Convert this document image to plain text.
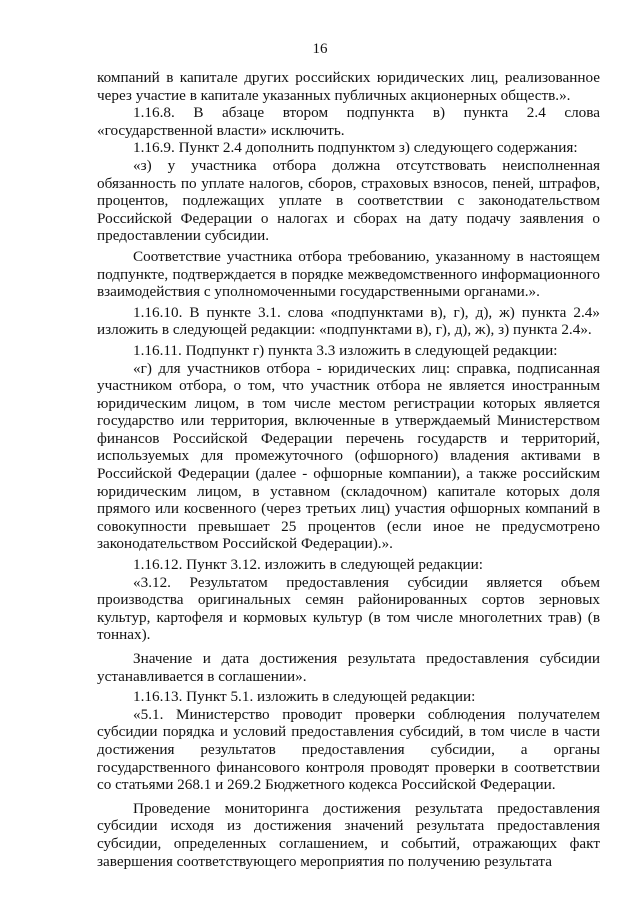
16

компаний в капитале других российских юридических лиц, реализованное через участие в капитале указанных публичных акционерных обществ.».

1.16.8. В абзаце втором подпункта в) пункта 2.4 слова «государственной власти» исключить.

1.16.9. Пункт 2.4 дополнить подпунктом з) следующего содержания:

«з) у участника отбора должна отсутствовать неисполненная обязанность по уплате налогов, сборов, страховых взносов, пеней, штрафов, процентов, подлежащих уплате в соответствии с законодательством Российской Федерации о налогах и сборах на дату подачу заявления о предоставлении субсидии.

Соответствие участника отбора требованию, указанному в настоящем подпункте, подтверждается в порядке межведомственного информационного взаимодействия с уполномоченными государственными органами.».

1.16.10. В пункте 3.1. слова «подпунктами в), г), д), ж) пункта 2.4» изложить в следующей редакции: «подпунктами в), г), д), ж), з) пункта 2.4».

1.16.11. Подпункт г) пункта 3.3 изложить в следующей редакции:

«г) для участников отбора - юридических лиц: справка, подписанная участником отбора, о том, что участник отбора не является иностранным юридическим лицом, в том числе местом регистрации которых является государство или территория, включенные в утверждаемый Министерством финансов Российской Федерации перечень государств и территорий, используемых для промежуточного (офшорного) владения активами в Российской Федерации (далее - офшорные компании), а также российским юридическим лицом, в уставном (складочном) капитале которых доля прямого или косвенного (через третьих лиц) участия офшорных компаний в совокупности превышает 25 процентов (если иное не предусмотрено законодательством Российской Федерации).».

1.16.12. Пункт 3.12. изложить в следующей редакции:

«3.12. Результатом предоставления субсидии является объем производства оригинальных семян районированных сортов зерновых культур, картофеля и кормовых культур (в том числе многолетних трав) (в тоннах).

Значение и дата достижения результата предоставления субсидии устанавливается в соглашении».

1.16.13. Пункт 5.1. изложить в следующей редакции:

«5.1. Министерство проводит проверки соблюдения получателем субсидии порядка и условий предоставления субсидий, в том числе в части достижения результатов предоставления субсидии, а органы государственного финансового контроля проводят проверки в соответствии со статьями 268.1 и 269.2 Бюджетного кодекса Российской Федерации.

Проведение мониторинга достижения результата предоставления субсидии исходя из достижения значений результата предоставления субсидии, определенных соглашением, и событий, отражающих факт завершения соответствующего мероприятия по получению результата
***
## Task brief
Reproduce every line of the material precisely, omitting its pictures.

## Exercise response
Convert this document image to plain text.
16

компаний в капитале других российских юридических лиц, реализованное через участие в капитале указанных публичных акционерных обществ.».

1.16.8. В абзаце втором подпункта в) пункта 2.4 слова «государственной власти» исключить.

1.16.9. Пункт 2.4 дополнить подпунктом з) следующего содержания:

«з) у участника отбора должна отсутствовать неисполненная обязанность по уплате налогов, сборов, страховых взносов, пеней, штрафов, процентов, подлежащих уплате в соответствии с законодательством Российской Федерации о налогах и сборах на дату подачу заявления о предоставлении субсидии.

Соответствие участника отбора требованию, указанному в настоящем подпункте, подтверждается в порядке межведомственного информационного взаимодействия с уполномоченными государственными органами.».

1.16.10. В пункте 3.1. слова «подпунктами в), г), д), ж) пункта 2.4» изложить в следующей редакции: «подпунктами в), г), д), ж), з) пункта 2.4».

1.16.11. Подпункт г) пункта 3.3 изложить в следующей редакции:

«г) для участников отбора - юридических лиц: справка, подписанная участником отбора, о том, что участник отбора не является иностранным юридическим лицом, в том числе местом регистрации которых является государство или территория, включенные в утверждаемый Министерством финансов Российской Федерации перечень государств и территорий, используемых для промежуточного (офшорного) владения активами в Российской Федерации (далее - офшорные компании), а также российским юридическим лицом, в уставном (складочном) капитале которых доля прямого или косвенного (через третьих лиц) участия офшорных компаний в совокупности превышает 25 процентов (если иное не предусмотрено законодательством Российской Федерации).».

1.16.12. Пункт 3.12. изложить в следующей редакции:

«3.12. Результатом предоставления субсидии является объем производства оригинальных семян районированных сортов зерновых культур, картофеля и кормовых культур (в том числе многолетних трав) (в тоннах).

Значение и дата достижения результата предоставления субсидии устанавливается в соглашении».

1.16.13. Пункт 5.1. изложить в следующей редакции:

«5.1. Министерство проводит проверки соблюдения получателем субсидии порядка и условий предоставления субсидий, в том числе в части достижения результатов предоставления субсидии, а органы государственного финансового контроля проводят проверки в соответствии со статьями 268.1 и 269.2 Бюджетного кодекса Российской Федерации.

Проведение мониторинга достижения результата предоставления субсидии исходя из достижения значений результата предоставления субсидии, определенных соглашением, и событий, отражающих факт завершения соответствующего мероприятия по получению результата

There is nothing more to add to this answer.